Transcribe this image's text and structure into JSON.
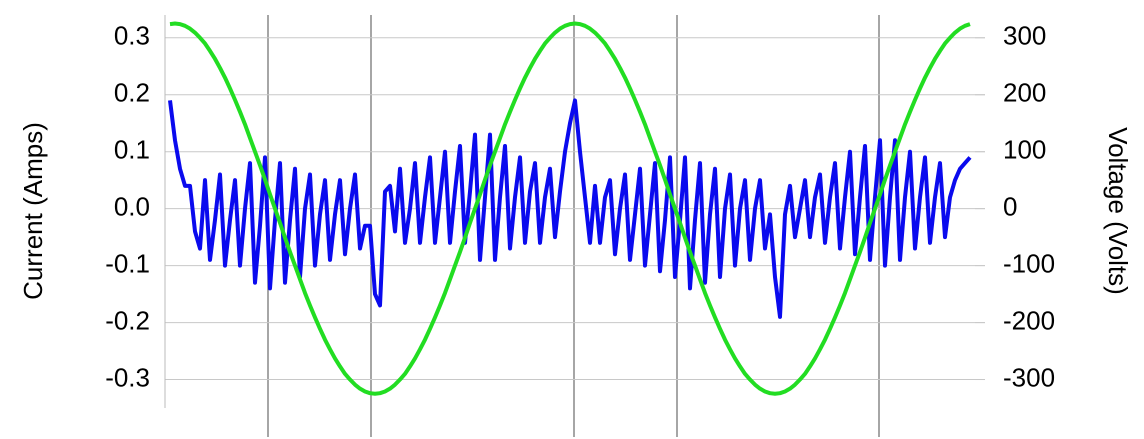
{
  "chart_data": {
    "type": "line",
    "y_label": "Current (Amps)",
    "y2_label": "Voltage (Volts)",
    "ylim": [
      -0.35,
      0.34
    ],
    "yticks": [
      0.3,
      0.2,
      0.1,
      {
        "value": 0,
        "label": "0.0"
      },
      -0.1,
      -0.2,
      -0.3
    ],
    "y2lim": [
      -350,
      340
    ],
    "y2ticks": [
      300,
      200,
      100,
      0,
      -100,
      -200,
      -300
    ],
    "grid": true,
    "series": [
      {
        "name": "Current",
        "color": "#0a0aee",
        "axis": "y",
        "values": [
          0.19,
          0.12,
          0.07,
          0.04,
          0.04,
          -0.04,
          -0.07,
          0.05,
          -0.09,
          -0.02,
          0.06,
          -0.1,
          -0.02,
          0.05,
          -0.1,
          0.0,
          0.08,
          -0.13,
          -0.03,
          0.09,
          -0.14,
          -0.02,
          0.08,
          -0.13,
          -0.02,
          0.07,
          -0.12,
          0.0,
          0.06,
          -0.1,
          -0.01,
          0.05,
          -0.09,
          -0.01,
          0.05,
          -0.08,
          0.0,
          0.06,
          -0.07,
          -0.03,
          -0.03,
          -0.15,
          -0.17,
          0.03,
          0.04,
          -0.04,
          0.07,
          -0.06,
          0.0,
          0.08,
          -0.06,
          0.02,
          0.09,
          -0.06,
          0.02,
          0.1,
          -0.06,
          0.03,
          0.11,
          -0.06,
          0.03,
          0.13,
          -0.09,
          0.02,
          0.13,
          -0.09,
          0.02,
          0.11,
          -0.07,
          0.02,
          0.09,
          -0.06,
          0.03,
          0.08,
          -0.06,
          0.02,
          0.07,
          -0.05,
          0.03,
          0.1,
          0.15,
          0.19,
          0.1,
          0.02,
          -0.06,
          0.04,
          -0.06,
          0.02,
          0.05,
          -0.08,
          0.0,
          0.06,
          -0.09,
          -0.01,
          0.07,
          -0.1,
          -0.01,
          0.08,
          -0.11,
          -0.02,
          0.09,
          -0.12,
          -0.02,
          0.09,
          -0.14,
          -0.02,
          0.08,
          -0.13,
          -0.01,
          0.07,
          -0.12,
          0.0,
          0.06,
          -0.1,
          0.0,
          0.05,
          -0.09,
          0.0,
          0.05,
          -0.07,
          -0.01,
          -0.12,
          -0.19,
          -0.01,
          0.04,
          -0.05,
          0.0,
          0.05,
          -0.05,
          0.02,
          0.06,
          -0.06,
          0.02,
          0.08,
          -0.07,
          0.02,
          0.1,
          -0.08,
          0.02,
          0.11,
          -0.09,
          0.02,
          0.12,
          -0.1,
          0.02,
          0.12,
          -0.09,
          0.02,
          0.1,
          -0.07,
          0.02,
          0.09,
          -0.06,
          0.02,
          0.08,
          -0.05,
          0.02,
          0.05,
          0.07,
          0.08,
          0.09
        ]
      },
      {
        "name": "Voltage",
        "color": "#22dd22",
        "axis": "y2",
        "values": [
          324,
          325,
          324,
          321,
          316,
          309,
          300,
          290,
          277,
          263,
          247,
          230,
          211,
          191,
          170,
          148,
          124,
          100,
          76,
          51,
          25,
          0,
          -25,
          -51,
          -76,
          -100,
          -124,
          -148,
          -170,
          -191,
          -211,
          -230,
          -247,
          -263,
          -277,
          -290,
          -300,
          -309,
          -316,
          -321,
          -324,
          -325,
          -324,
          -321,
          -316,
          -309,
          -300,
          -290,
          -277,
          -263,
          -247,
          -230,
          -211,
          -191,
          -170,
          -148,
          -124,
          -100,
          -76,
          -51,
          -25,
          0,
          25,
          51,
          76,
          100,
          124,
          148,
          170,
          191,
          211,
          230,
          247,
          263,
          277,
          290,
          300,
          309,
          316,
          321,
          324,
          325,
          324,
          321,
          316,
          309,
          300,
          290,
          277,
          263,
          247,
          230,
          211,
          191,
          170,
          148,
          124,
          100,
          76,
          51,
          25,
          0,
          -25,
          -51,
          -76,
          -100,
          -124,
          -148,
          -170,
          -191,
          -211,
          -230,
          -247,
          -263,
          -277,
          -290,
          -300,
          -309,
          -316,
          -321,
          -324,
          -325,
          -324,
          -321,
          -316,
          -309,
          -300,
          -290,
          -277,
          -263,
          -247,
          -230,
          -211,
          -191,
          -170,
          -148,
          -124,
          -100,
          -76,
          -51,
          -25,
          0,
          25,
          51,
          76,
          100,
          124,
          148,
          170,
          191,
          211,
          230,
          247,
          263,
          277,
          290,
          300,
          309,
          316,
          321,
          324
        ]
      }
    ]
  }
}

# # # # #

* **Task statement**
From the material above, copy everything exactly but the pictures.

* **Output**
Transcribe this image's text and structure into JSON.
{
  "chart_data": {
    "type": "line",
    "y_label": "Current (Amps)",
    "y2_label": "Voltage (Volts)",
    "ylim": [
      -0.35,
      0.34
    ],
    "yticks": [
      0.3,
      0.2,
      0.1,
      {
        "value": 0,
        "label": "0.0"
      },
      -0.1,
      -0.2,
      -0.3
    ],
    "y2lim": [
      -350,
      340
    ],
    "y2ticks": [
      300,
      200,
      100,
      0,
      -100,
      -200,
      -300
    ],
    "grid": true,
    "series": [
      {
        "name": "Current",
        "color": "#0a0aee",
        "axis": "y",
        "values": [
          0.19,
          0.12,
          0.07,
          0.04,
          0.04,
          -0.04,
          -0.07,
          0.05,
          -0.09,
          -0.02,
          0.06,
          -0.1,
          -0.02,
          0.05,
          -0.1,
          0.0,
          0.08,
          -0.13,
          -0.03,
          0.09,
          -0.14,
          -0.02,
          0.08,
          -0.13,
          -0.02,
          0.07,
          -0.12,
          0.0,
          0.06,
          -0.1,
          -0.01,
          0.05,
          -0.09,
          -0.01,
          0.05,
          -0.08,
          0.0,
          0.06,
          -0.07,
          -0.03,
          -0.03,
          -0.15,
          -0.17,
          0.03,
          0.04,
          -0.04,
          0.07,
          -0.06,
          0.0,
          0.08,
          -0.06,
          0.02,
          0.09,
          -0.06,
          0.02,
          0.1,
          -0.06,
          0.03,
          0.11,
          -0.06,
          0.03,
          0.13,
          -0.09,
          0.02,
          0.13,
          -0.09,
          0.02,
          0.11,
          -0.07,
          0.02,
          0.09,
          -0.06,
          0.03,
          0.08,
          -0.06,
          0.02,
          0.07,
          -0.05,
          0.03,
          0.1,
          0.15,
          0.19,
          0.1,
          0.02,
          -0.06,
          0.04,
          -0.06,
          0.02,
          0.05,
          -0.08,
          0.0,
          0.06,
          -0.09,
          -0.01,
          0.07,
          -0.1,
          -0.01,
          0.08,
          -0.11,
          -0.02,
          0.09,
          -0.12,
          -0.02,
          0.09,
          -0.14,
          -0.02,
          0.08,
          -0.13,
          -0.01,
          0.07,
          -0.12,
          0.0,
          0.06,
          -0.1,
          0.0,
          0.05,
          -0.09,
          0.0,
          0.05,
          -0.07,
          -0.01,
          -0.12,
          -0.19,
          -0.01,
          0.04,
          -0.05,
          0.0,
          0.05,
          -0.05,
          0.02,
          0.06,
          -0.06,
          0.02,
          0.08,
          -0.07,
          0.02,
          0.1,
          -0.08,
          0.02,
          0.11,
          -0.09,
          0.02,
          0.12,
          -0.1,
          0.02,
          0.12,
          -0.09,
          0.02,
          0.1,
          -0.07,
          0.02,
          0.09,
          -0.06,
          0.02,
          0.08,
          -0.05,
          0.02,
          0.05,
          0.07,
          0.08,
          0.09
        ]
      },
      {
        "name": "Voltage",
        "color": "#22dd22",
        "axis": "y2",
        "values": [
          324,
          325,
          324,
          321,
          316,
          309,
          300,
          290,
          277,
          263,
          247,
          230,
          211,
          191,
          170,
          148,
          124,
          100,
          76,
          51,
          25,
          0,
          -25,
          -51,
          -76,
          -100,
          -124,
          -148,
          -170,
          -191,
          -211,
          -230,
          -247,
          -263,
          -277,
          -290,
          -300,
          -309,
          -316,
          -321,
          -324,
          -325,
          -324,
          -321,
          -316,
          -309,
          -300,
          -290,
          -277,
          -263,
          -247,
          -230,
          -211,
          -191,
          -170,
          -148,
          -124,
          -100,
          -76,
          -51,
          -25,
          0,
          25,
          51,
          76,
          100,
          124,
          148,
          170,
          191,
          211,
          230,
          247,
          263,
          277,
          290,
          300,
          309,
          316,
          321,
          324,
          325,
          324,
          321,
          316,
          309,
          300,
          290,
          277,
          263,
          247,
          230,
          211,
          191,
          170,
          148,
          124,
          100,
          76,
          51,
          25,
          0,
          -25,
          -51,
          -76,
          -100,
          -124,
          -148,
          -170,
          -191,
          -211,
          -230,
          -247,
          -263,
          -277,
          -290,
          -300,
          -309,
          -316,
          -321,
          -324,
          -325,
          -324,
          -321,
          -316,
          -309,
          -300,
          -290,
          -277,
          -263,
          -247,
          -230,
          -211,
          -191,
          -170,
          -148,
          -124,
          -100,
          -76,
          -51,
          -25,
          0,
          25,
          51,
          76,
          100,
          124,
          148,
          170,
          191,
          211,
          230,
          247,
          263,
          277,
          290,
          300,
          309,
          316,
          321,
          324
        ]
      }
    ]
  }
}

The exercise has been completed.